STATED GOAL: Make an exact copy of each entry, leaving out every picture.

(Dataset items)
START
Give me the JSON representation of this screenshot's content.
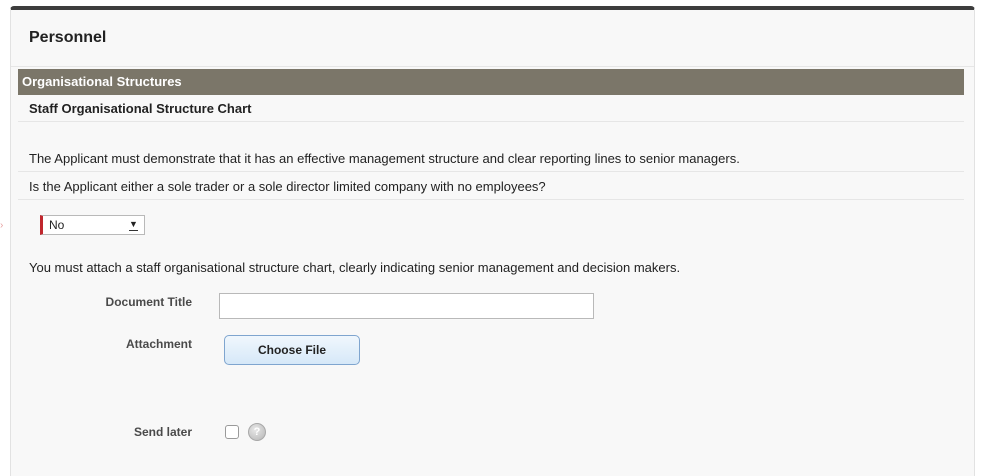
{
  "panel": {
    "title": "Personnel"
  },
  "section": {
    "header": "Organisational Structures",
    "subheading": "Staff Organisational Structure Chart",
    "requirement_text": "The Applicant must demonstrate that it has an effective management structure and clear reporting lines to senior managers.",
    "question": "Is the Applicant either a sole trader or a sole director limited company with no employees?",
    "answer_select": {
      "value": "No",
      "arrow": "▼"
    },
    "attach_instruction": "You must attach a staff organisational structure chart, clearly indicating senior management and decision makers."
  },
  "form": {
    "document_title_label": "Document Title",
    "document_title_value": "",
    "attachment_label": "Attachment",
    "choose_file_label": "Choose File",
    "send_later_label": "Send later",
    "send_later_checked": false,
    "help_glyph": "?"
  },
  "icons": {
    "select_arrow": "chevron-down-icon",
    "help": "help-icon"
  },
  "colors": {
    "section_header_bg": "#7b7669",
    "required_border": "#c0272d",
    "button_border": "#7fa5cf",
    "panel_top_border": "#3d3d3d"
  }
}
END
RESULT OF THE EXERCISE:
Give me the JSON representation of this screenshot's content.
{
  "panel": {
    "title": "Personnel"
  },
  "section": {
    "header": "Organisational Structures",
    "subheading": "Staff Organisational Structure Chart",
    "requirement_text": "The Applicant must demonstrate that it has an effective management structure and clear reporting lines to senior managers.",
    "question": "Is the Applicant either a sole trader or a sole director limited company with no employees?",
    "answer_select": {
      "value": "No",
      "arrow": "▼"
    },
    "attach_instruction": "You must attach a staff organisational structure chart, clearly indicating senior management and decision makers."
  },
  "form": {
    "document_title_label": "Document Title",
    "document_title_value": "",
    "attachment_label": "Attachment",
    "choose_file_label": "Choose File",
    "send_later_label": "Send later",
    "send_later_checked": false,
    "help_glyph": "?"
  },
  "icons": {
    "select_arrow": "chevron-down-icon",
    "help": "help-icon"
  },
  "colors": {
    "section_header_bg": "#7b7669",
    "required_border": "#c0272d",
    "button_border": "#7fa5cf",
    "panel_top_border": "#3d3d3d"
  }
}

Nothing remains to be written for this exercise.